**WHAT YOU SHOULD DO**. Could you copy the rows between the one holding "Find all labels, buttons, inputs, and" and the one holding "media-stats: 813 查看", inclusive, reproducing each line unchanged? Leave the pictures out of your answer.

**PROVIDED DATA**.
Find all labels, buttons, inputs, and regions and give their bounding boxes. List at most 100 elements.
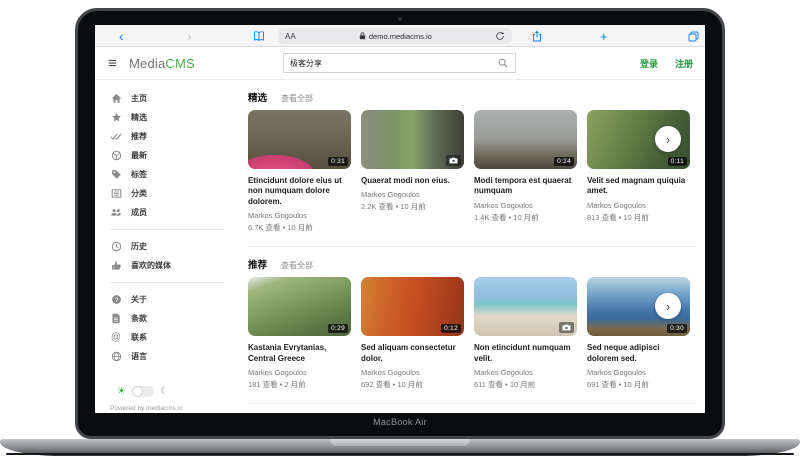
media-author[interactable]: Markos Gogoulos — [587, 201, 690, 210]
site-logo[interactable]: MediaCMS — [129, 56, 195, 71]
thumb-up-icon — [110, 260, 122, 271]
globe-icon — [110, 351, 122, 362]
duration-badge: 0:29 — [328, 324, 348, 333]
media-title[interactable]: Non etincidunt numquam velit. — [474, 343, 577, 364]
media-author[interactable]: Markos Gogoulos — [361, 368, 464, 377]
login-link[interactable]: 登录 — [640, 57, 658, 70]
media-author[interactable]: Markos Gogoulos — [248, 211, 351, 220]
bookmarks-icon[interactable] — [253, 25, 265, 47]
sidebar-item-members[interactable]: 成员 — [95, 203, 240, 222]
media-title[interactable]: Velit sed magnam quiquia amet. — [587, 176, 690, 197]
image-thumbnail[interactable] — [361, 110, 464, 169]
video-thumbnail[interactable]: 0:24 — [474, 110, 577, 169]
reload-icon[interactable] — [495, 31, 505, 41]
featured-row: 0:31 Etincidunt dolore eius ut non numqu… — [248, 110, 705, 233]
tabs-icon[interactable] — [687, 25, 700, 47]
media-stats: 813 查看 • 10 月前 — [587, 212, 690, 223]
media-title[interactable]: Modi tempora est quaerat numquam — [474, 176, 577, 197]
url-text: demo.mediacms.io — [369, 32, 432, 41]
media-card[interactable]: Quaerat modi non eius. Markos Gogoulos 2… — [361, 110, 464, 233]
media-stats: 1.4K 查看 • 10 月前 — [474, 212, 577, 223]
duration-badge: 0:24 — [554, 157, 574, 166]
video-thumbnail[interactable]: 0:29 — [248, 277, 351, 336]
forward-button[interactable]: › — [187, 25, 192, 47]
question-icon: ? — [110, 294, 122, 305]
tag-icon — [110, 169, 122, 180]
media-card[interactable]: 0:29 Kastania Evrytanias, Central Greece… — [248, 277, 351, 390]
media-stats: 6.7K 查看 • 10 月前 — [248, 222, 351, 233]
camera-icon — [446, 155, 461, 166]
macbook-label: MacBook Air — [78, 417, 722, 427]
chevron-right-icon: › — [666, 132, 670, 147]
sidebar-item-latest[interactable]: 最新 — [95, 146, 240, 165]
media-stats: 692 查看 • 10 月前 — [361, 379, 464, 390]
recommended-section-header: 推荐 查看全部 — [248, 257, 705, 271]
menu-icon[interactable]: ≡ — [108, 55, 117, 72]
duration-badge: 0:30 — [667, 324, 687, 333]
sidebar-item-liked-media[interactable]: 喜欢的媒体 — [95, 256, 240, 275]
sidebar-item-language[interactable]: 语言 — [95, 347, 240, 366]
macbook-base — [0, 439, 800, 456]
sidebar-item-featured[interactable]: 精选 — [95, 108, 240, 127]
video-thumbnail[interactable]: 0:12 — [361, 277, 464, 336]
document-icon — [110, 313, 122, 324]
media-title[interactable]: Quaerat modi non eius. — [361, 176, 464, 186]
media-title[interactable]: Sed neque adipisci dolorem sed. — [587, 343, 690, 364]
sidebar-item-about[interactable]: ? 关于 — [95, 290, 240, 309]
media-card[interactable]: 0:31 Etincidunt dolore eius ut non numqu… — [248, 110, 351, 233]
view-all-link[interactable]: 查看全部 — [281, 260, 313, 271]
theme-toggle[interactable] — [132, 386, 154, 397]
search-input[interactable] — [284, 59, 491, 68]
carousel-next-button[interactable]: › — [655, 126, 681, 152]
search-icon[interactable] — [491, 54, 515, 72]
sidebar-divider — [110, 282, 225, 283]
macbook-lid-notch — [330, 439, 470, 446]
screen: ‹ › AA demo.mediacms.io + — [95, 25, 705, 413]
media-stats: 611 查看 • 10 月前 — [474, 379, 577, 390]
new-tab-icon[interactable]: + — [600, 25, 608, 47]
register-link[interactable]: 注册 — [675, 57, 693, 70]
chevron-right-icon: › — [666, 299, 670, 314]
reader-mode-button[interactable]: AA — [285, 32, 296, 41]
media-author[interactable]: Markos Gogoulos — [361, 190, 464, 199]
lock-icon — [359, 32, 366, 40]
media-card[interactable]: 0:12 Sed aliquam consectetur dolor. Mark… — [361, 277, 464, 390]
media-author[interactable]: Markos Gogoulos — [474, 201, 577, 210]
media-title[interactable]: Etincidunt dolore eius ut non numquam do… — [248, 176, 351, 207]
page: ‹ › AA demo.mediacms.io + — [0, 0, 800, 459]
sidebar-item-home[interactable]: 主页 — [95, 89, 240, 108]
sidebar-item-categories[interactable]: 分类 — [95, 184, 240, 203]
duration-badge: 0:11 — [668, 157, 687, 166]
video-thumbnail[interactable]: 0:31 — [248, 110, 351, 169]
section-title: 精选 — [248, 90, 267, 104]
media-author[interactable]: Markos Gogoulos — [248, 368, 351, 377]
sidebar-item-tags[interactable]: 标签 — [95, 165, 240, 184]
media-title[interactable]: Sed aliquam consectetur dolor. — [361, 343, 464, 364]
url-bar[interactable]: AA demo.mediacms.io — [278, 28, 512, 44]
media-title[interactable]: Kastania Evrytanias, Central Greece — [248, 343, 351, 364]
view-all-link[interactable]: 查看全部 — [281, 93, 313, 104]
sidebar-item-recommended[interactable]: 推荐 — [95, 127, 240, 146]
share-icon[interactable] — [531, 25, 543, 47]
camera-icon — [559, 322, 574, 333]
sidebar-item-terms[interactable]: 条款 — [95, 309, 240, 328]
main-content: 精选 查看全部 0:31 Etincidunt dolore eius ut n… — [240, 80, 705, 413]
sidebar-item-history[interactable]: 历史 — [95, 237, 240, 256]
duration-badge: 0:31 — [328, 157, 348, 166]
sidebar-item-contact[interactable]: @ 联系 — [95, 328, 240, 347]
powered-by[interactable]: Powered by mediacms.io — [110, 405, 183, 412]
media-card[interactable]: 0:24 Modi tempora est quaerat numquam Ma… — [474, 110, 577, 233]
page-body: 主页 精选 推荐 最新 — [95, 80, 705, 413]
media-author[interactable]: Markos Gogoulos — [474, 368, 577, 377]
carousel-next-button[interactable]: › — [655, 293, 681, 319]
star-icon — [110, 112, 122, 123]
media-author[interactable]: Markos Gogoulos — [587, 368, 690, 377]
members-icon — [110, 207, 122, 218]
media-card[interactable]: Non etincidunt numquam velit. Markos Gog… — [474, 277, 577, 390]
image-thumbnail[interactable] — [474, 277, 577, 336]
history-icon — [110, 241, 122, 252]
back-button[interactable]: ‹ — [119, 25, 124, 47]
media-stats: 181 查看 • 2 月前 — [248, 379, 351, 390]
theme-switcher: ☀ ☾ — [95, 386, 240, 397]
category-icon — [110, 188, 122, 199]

...

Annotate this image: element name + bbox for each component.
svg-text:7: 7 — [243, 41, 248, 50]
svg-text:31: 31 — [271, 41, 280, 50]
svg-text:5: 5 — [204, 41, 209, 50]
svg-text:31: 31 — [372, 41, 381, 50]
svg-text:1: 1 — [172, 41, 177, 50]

**EXERCISE RESULT**.
Find all labels, buttons, inputs, and regions and give their bounding boxes. List at most 100 elements.
media-author[interactable]: Markos Gogoulos — [587, 201, 690, 210]
site-logo[interactable]: MediaCMS — [129, 56, 195, 71]
thumb-up-icon — [110, 260, 122, 271]
globe-icon — [110, 351, 122, 362]
duration-badge: 0:29 — [328, 324, 348, 333]
media-title[interactable]: Non etincidunt numquam velit. — [474, 343, 577, 364]
media-author[interactable]: Markos Gogoulos — [361, 368, 464, 377]
login-link[interactable]: 登录 — [640, 57, 658, 70]
media-author[interactable]: Markos Gogoulos — [248, 211, 351, 220]
bookmarks-icon[interactable] — [253, 25, 265, 47]
sidebar-item-members[interactable]: 成员 — [95, 203, 240, 222]
media-title[interactable]: Velit sed magnam quiquia amet. — [587, 176, 690, 197]
image-thumbnail[interactable] — [361, 110, 464, 169]
video-thumbnail[interactable]: 0:24 — [474, 110, 577, 169]
reload-icon[interactable] — [495, 31, 505, 41]
featured-row: 0:31 Etincidunt dolore eius ut non numqu… — [248, 110, 705, 233]
tabs-icon[interactable] — [687, 25, 700, 47]
media-stats: 813 查看 • 10 月前 — [587, 212, 690, 223]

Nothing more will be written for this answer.